Aim of the task => Without the pictures, repeat the listing character for character.

Record excerpts =>
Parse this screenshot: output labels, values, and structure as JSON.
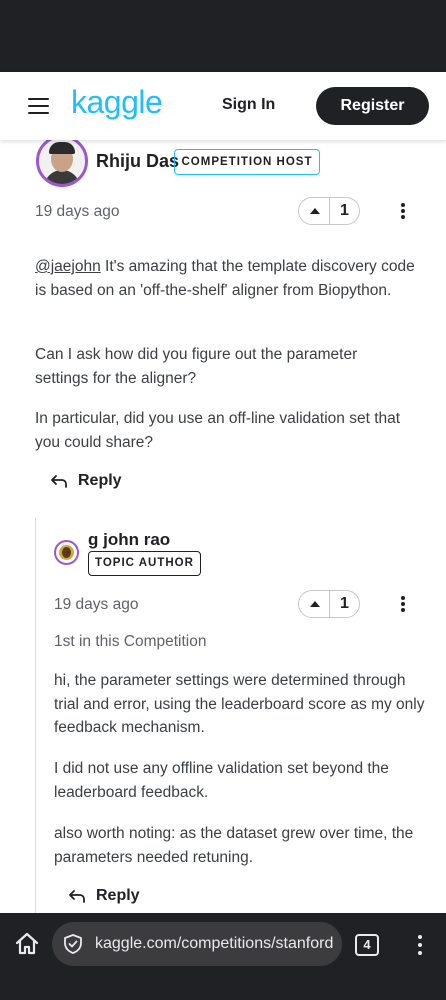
{
  "header": {
    "logo_text": "kaggle",
    "sign_in_label": "Sign In",
    "register_label": "Register"
  },
  "comment": {
    "author": "Rhiju Das",
    "badge": "COMPETITION HOST",
    "timestamp": "19 days ago",
    "votes": "1",
    "mention": "@jaejohn",
    "paragraph1_rest": " It's amazing that the template discovery code is based on an 'off-the-shelf' aligner from Biopython.",
    "paragraph2": "Can I ask how did you figure out the parameter settings for the aligner?",
    "paragraph3": "In particular, did you use an off-line validation set that you could share?",
    "reply_label": "Reply"
  },
  "reply": {
    "author": "g john rao",
    "badge": "TOPIC AUTHOR",
    "timestamp": "19 days ago",
    "votes": "1",
    "rank": "1st in this Competition",
    "paragraph1": "hi, the parameter settings were determined through trial and error, using the leaderboard score as my only feedback mechanism.",
    "paragraph2": "I did not use any offline validation set beyond the leaderboard feedback.",
    "paragraph3": "also worth noting: as the dataset grew over time, the parameters needed retuning.",
    "reply_label": "Reply"
  },
  "browser": {
    "url": "kaggle.com/competitions/stanford",
    "tab_count": "4"
  },
  "colors": {
    "brand": "#20beff",
    "dark": "#202124",
    "avatar_ring": "#9b59d0"
  }
}
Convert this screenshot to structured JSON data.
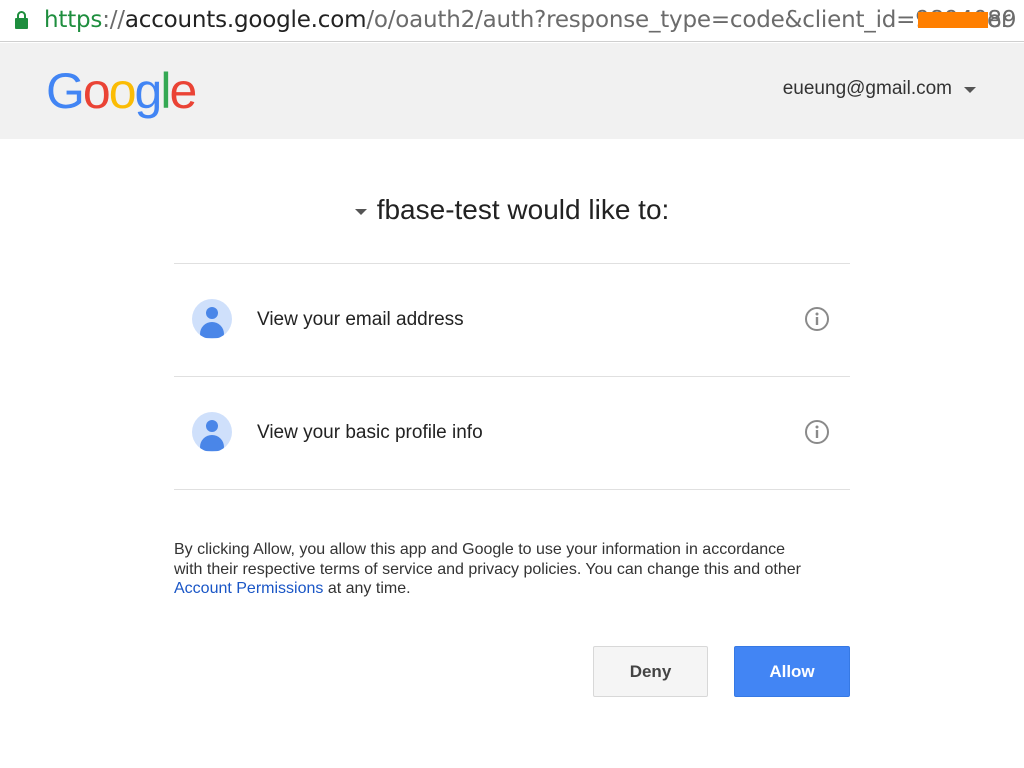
{
  "browser": {
    "url_scheme": "https",
    "url_sep": "://",
    "url_host": "accounts.google.com",
    "url_path": "/o/oauth2/auth?response_type=code&client_id=9894089",
    "url_tail": "er",
    "lock_icon": "lock-icon",
    "secure_color": "#1e8e3e"
  },
  "header": {
    "logo_letters": [
      "G",
      "o",
      "o",
      "g",
      "l",
      "e"
    ],
    "logo_colors": [
      "#4285f4",
      "#ea4335",
      "#fbbc05",
      "#4285f4",
      "#34a853",
      "#ea4335"
    ],
    "account_email": "eueung@gmail.com",
    "account_icon": "chevron-down-icon"
  },
  "main": {
    "title": "fbase-test would like to:",
    "scopes": [
      {
        "label": "View your email address",
        "icon": "person-icon",
        "info_icon": "info-icon"
      },
      {
        "label": "View your basic profile info",
        "icon": "person-icon",
        "info_icon": "info-icon"
      }
    ],
    "consent_before": "By clicking Allow, you allow this app and Google to use your information in accordance with their respective terms of service and privacy policies. You can change this and other ",
    "consent_link": "Account Permissions",
    "consent_after": " at any time.",
    "link_color": "#1a56c6"
  },
  "actions": {
    "deny_label": "Deny",
    "allow_label": "Allow",
    "allow_color": "#4285f4"
  }
}
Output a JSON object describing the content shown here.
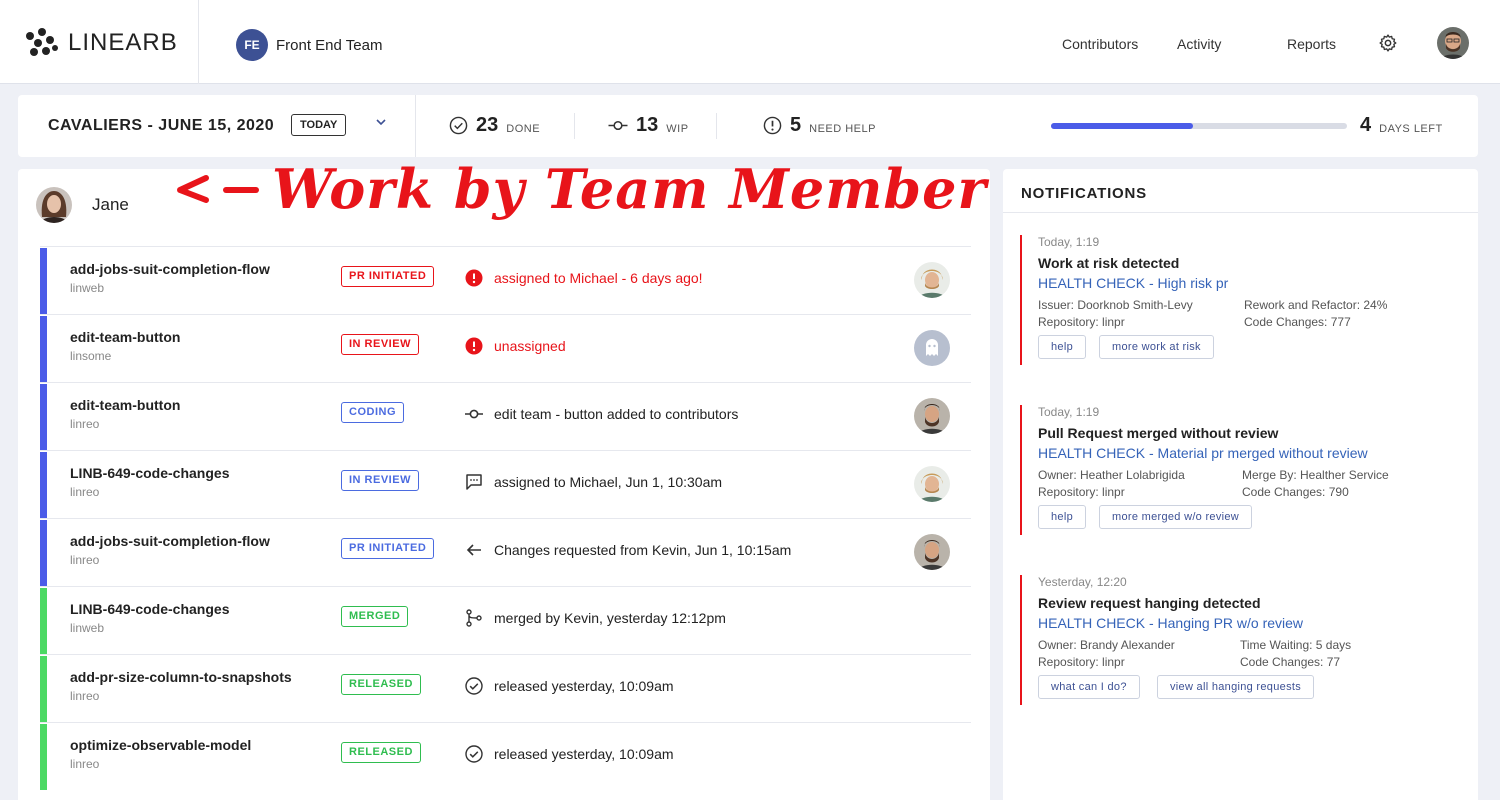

Written reply =>
Parse this screenshot: output labels, values, and structure as JSON.
{
  "header": {
    "logo_text": "kaggle",
    "sign_in_label": "Sign In",
    "register_label": "Register"
  },
  "comment": {
    "author": "Rhiju Das",
    "badge": "COMPETITION HOST",
    "timestamp": "19 days ago",
    "votes": "1",
    "mention": "@jaejohn",
    "paragraph1_rest": " It's amazing that the template discovery code is based on an 'off-the-shelf' aligner from Biopython.",
    "paragraph2": "Can I ask how did you figure out the parameter settings for the aligner?",
    "paragraph3": "In particular, did you use an off-line validation set that you could share?",
    "reply_label": "Reply"
  },
  "reply": {
    "author": "g john rao",
    "badge": "TOPIC AUTHOR",
    "timestamp": "19 days ago",
    "votes": "1",
    "rank": "1st in this Competition",
    "paragraph1": "hi, the parameter settings were determined through trial and error, using the leaderboard score as my only feedback mechanism.",
    "paragraph2": "I did not use any offline validation set beyond the leaderboard feedback.",
    "paragraph3": "also worth noting: as the dataset grew over time, the parameters needed retuning.",
    "reply_label": "Reply"
  },
  "browser": {
    "url": "kaggle.com/competitions/stanford",
    "tab_count": "4"
  },
  "colors": {
    "brand": "#20beff",
    "dark": "#202124",
    "avatar_ring": "#9b59d0"
  }
}
Convert this screenshot to structured JSON data.
{
  "browser": {
    "url_scheme": "https",
    "url_sep": "://",
    "url_host": "accounts.google.com",
    "url_path": "/o/oauth2/auth?response_type=code&client_id=9894089",
    "url_tail": "er",
    "lock_icon": "lock-icon",
    "secure_color": "#1e8e3e"
  },
  "header": {
    "logo_letters": [
      "G",
      "o",
      "o",
      "g",
      "l",
      "e"
    ],
    "logo_colors": [
      "#4285f4",
      "#ea4335",
      "#fbbc05",
      "#4285f4",
      "#34a853",
      "#ea4335"
    ],
    "account_email": "eueung@gmail.com",
    "account_icon": "chevron-down-icon"
  },
  "main": {
    "title": "fbase-test would like to:",
    "scopes": [
      {
        "label": "View your email address",
        "icon": "person-icon",
        "info_icon": "info-icon"
      },
      {
        "label": "View your basic profile info",
        "icon": "person-icon",
        "info_icon": "info-icon"
      }
    ],
    "consent_before": "By clicking Allow, you allow this app and Google to use your information in accordance with their respective terms of service and privacy policies. You can change this and other ",
    "consent_link": "Account Permissions",
    "consent_after": " at any time.",
    "link_color": "#1a56c6"
  },
  "actions": {
    "deny_label": "Deny",
    "allow_label": "Allow",
    "allow_color": "#4285f4"
  }
}
Output a JSON object describing the content shown here.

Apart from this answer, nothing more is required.